* start *

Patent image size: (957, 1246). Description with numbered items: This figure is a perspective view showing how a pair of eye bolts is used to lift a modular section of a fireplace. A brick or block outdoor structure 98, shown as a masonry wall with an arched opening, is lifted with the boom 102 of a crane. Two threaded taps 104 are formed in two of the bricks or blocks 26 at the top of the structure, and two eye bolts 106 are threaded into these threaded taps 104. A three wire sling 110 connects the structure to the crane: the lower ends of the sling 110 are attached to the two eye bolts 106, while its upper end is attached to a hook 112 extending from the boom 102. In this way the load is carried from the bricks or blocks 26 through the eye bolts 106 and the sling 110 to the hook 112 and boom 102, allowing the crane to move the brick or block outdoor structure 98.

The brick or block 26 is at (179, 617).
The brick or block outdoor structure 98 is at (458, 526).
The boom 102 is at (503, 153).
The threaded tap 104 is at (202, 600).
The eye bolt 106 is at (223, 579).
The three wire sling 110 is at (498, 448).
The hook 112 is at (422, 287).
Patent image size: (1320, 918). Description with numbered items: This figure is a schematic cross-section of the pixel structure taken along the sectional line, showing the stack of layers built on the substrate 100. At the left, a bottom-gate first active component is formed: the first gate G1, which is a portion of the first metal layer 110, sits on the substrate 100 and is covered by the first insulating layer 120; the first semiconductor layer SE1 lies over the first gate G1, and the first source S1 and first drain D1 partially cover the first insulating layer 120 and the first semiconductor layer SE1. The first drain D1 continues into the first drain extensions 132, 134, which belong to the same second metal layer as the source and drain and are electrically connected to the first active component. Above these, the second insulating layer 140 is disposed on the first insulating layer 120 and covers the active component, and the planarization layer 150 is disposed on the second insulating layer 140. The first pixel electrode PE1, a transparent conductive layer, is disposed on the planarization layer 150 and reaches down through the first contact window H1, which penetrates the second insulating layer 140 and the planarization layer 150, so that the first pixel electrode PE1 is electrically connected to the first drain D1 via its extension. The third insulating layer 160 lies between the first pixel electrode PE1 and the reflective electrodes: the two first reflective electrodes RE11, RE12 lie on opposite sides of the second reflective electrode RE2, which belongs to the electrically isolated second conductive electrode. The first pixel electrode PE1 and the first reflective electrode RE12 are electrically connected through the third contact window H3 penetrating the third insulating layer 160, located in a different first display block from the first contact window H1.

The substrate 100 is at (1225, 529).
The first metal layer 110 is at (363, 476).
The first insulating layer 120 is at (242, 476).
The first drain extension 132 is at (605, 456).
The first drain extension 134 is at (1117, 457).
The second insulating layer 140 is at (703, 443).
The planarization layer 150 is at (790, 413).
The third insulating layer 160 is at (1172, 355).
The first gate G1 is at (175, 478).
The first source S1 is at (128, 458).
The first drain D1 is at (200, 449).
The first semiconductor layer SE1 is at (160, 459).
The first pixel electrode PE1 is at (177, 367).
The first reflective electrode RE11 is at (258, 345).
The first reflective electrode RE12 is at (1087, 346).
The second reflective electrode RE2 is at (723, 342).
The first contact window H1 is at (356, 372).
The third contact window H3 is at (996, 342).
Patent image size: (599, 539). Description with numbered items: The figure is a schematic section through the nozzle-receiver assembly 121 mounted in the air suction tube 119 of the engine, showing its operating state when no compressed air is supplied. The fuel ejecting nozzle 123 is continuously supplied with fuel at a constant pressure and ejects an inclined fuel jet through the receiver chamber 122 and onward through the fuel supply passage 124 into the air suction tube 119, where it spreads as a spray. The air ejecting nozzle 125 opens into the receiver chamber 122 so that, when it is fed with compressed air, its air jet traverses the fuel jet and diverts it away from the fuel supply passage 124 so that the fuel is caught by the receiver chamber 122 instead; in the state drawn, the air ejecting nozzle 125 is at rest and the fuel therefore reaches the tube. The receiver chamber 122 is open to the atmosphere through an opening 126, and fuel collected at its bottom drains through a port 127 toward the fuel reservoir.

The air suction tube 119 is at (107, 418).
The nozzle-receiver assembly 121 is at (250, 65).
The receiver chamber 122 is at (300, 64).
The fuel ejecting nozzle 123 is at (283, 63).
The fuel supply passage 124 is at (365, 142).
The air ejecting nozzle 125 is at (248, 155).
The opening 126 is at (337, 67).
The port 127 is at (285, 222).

* end *

### REQUIREMENT
Output the lines above as a Markdown table with the columns Row and Line, numbering each row and omitting blank lines.

### OUTPUT OF THE EXERCISE
| Row | Line |
|---|---|
| 1 | Patent image size: (957, 1246). Description with numbered items: This figure is a perspective view showing how a pair of eye bolts is used to lift a modular section of a fireplace. A brick or block outdoor structure 98, shown as a masonry wall with an arched opening, is lifted with the boom 102 of a crane. Two threaded taps 104 are formed in two of the bricks or blocks 26 at the top of the structure, and two eye bolts 106 are threaded into these threaded taps 104. A three wire sling 110 connects the structure to the crane: the lower ends of the sling 110 are attached to the two eye bolts 106, while its upper end is attached to a hook 112 extending from the boom 102. In this way the load is carried from the bricks or blocks 26 through the eye bolts 106 and the sling 110 to the hook 112 and boom 102, allowing the crane to move the brick or block outdoor structure 98. |
| 2 | The brick or block 26 is at (179, 617). |
| 3 | The brick or block outdoor structure 98 is at (458, 526). |
| 4 | The boom 102 is at (503, 153). |
| 5 | The threaded tap 104 is at (202, 600). |
| 6 | The eye bolt 106 is at (223, 579). |
| 7 | The three wire sling 110 is at (498, 448). |
| 8 | The hook 112 is at (422, 287). |
| 9 | Patent image size: (1320, 918). Description with numbered items: This figure is a schematic cross-section of the pixel structure taken along the sectional line, showing the stack of layers built on the substrate 100. At the left, a bottom-gate first active component is formed: the first gate G1, which is a portion of the first metal layer 110, sits on the substrate 100 and is covered by the first insulating layer 120; the first semiconductor layer SE1 lies over the first gate G1, and the first source S1 and first drain D1 partially cover the first insulating layer 120 and the first semiconductor layer SE1. The first drain D1 continues into the first drain extensions 132, 134, which belong to the same second metal layer as the source and drain and are electrically connected to the first active component. Above these, the second insulating layer 140 is disposed on the first insulating layer 120 and covers the active component, and the planarization layer 150 is disposed on the second insulating layer 140. The first pixel electrode PE1, a transparent conductive layer, is disposed on the planarization layer 150 and reaches down through the first contact window H1, which penetrates the second insulating layer 140 and the planarization layer 150, so that the first pixel electrode PE1 is electrically connected to the first drain D1 via its extension. The third insulating layer 160 lies between the first pixel electrode PE1 and the reflective electrodes: the two first reflective electrodes RE11, RE12 lie on opposite sides of the second reflective electrode RE2, which belongs to the electrically isolated second conductive electrode. The first pixel electrode PE1 and the first reflective electrode RE12 are electrically connected through the third contact window H3 penetrating the third insulating layer 160, located in a different first display block from the first contact window H1. |
| 10 | The substrate 100 is at (1225, 529). |
| 11 | The first metal layer 110 is at (363, 476). |
| 12 | The first insulating layer 120 is at (242, 476). |
| 13 | The first drain extension 132 is at (605, 456). |
| 14 | The first drain extension 134 is at (1117, 457). |
| 15 | The second insulating layer 140 is at (703, 443). |
| 16 | The planarization layer 150 is at (790, 413). |
| 17 | The third insulating layer 160 is at (1172, 355). |
| 18 | The first gate G1 is at (175, 478). |
| 19 | The first source S1 is at (128, 458). |
| 20 | The first drain D1 is at (200, 449). |
| 21 | The first semiconductor layer SE1 is at (160, 459). |
| 22 | The first pixel electrode PE1 is at (177, 367). |
| 23 | The first reflective electrode RE11 is at (258, 345). |
| 24 | The first reflective electrode RE12 is at (1087, 346). |
| 25 | The second reflective electrode RE2 is at (723, 342). |
| 26 | The first contact window H1 is at (356, 372). |
| 27 | The third contact window H3 is at (996, 342). |
| 28 | Patent image size: (599, 539). Description with numbered items: The figure is a schematic section through the nozzle-receiver assembly 121 mounted in the air suction tube 119 of the engine, showing its operating state when no compressed air is supplied. The fuel ejecting nozzle 123 is continuously supplied with fuel at a constant pressure and ejects an inclined fuel jet through the receiver chamber 122 and onward through the fuel supply passage 124 into the air suction tube 119, where it spreads as a spray. The air ejecting nozzle 125 opens into the receiver chamber 122 so that, when it is fed with compressed air, its air jet traverses the fuel jet and diverts it away from the fuel supply passage 124 so that the fuel is caught by the receiver chamber 122 instead; in the state drawn, the air ejecting nozzle 125 is at rest and the fuel therefore reaches the tube. The receiver chamber 122 is open to the atmosphere through an opening 126, and fuel collected at its bottom drains through a port 127 toward the fuel reservoir. |
| 29 | The air suction tube 119 is at (107, 418). |
| 30 | The nozzle-receiver assembly 121 is at (250, 65). |
| 31 | The receiver chamber 122 is at (300, 64). |
| 32 | The fuel ejecting nozzle 123 is at (283, 63). |
| 33 | The fuel supply passage 124 is at (365, 142). |
| 34 | The air ejecting nozzle 125 is at (248, 155). |
| 35 | The opening 126 is at (337, 67). |
| 36 | The port 127 is at (285, 222). |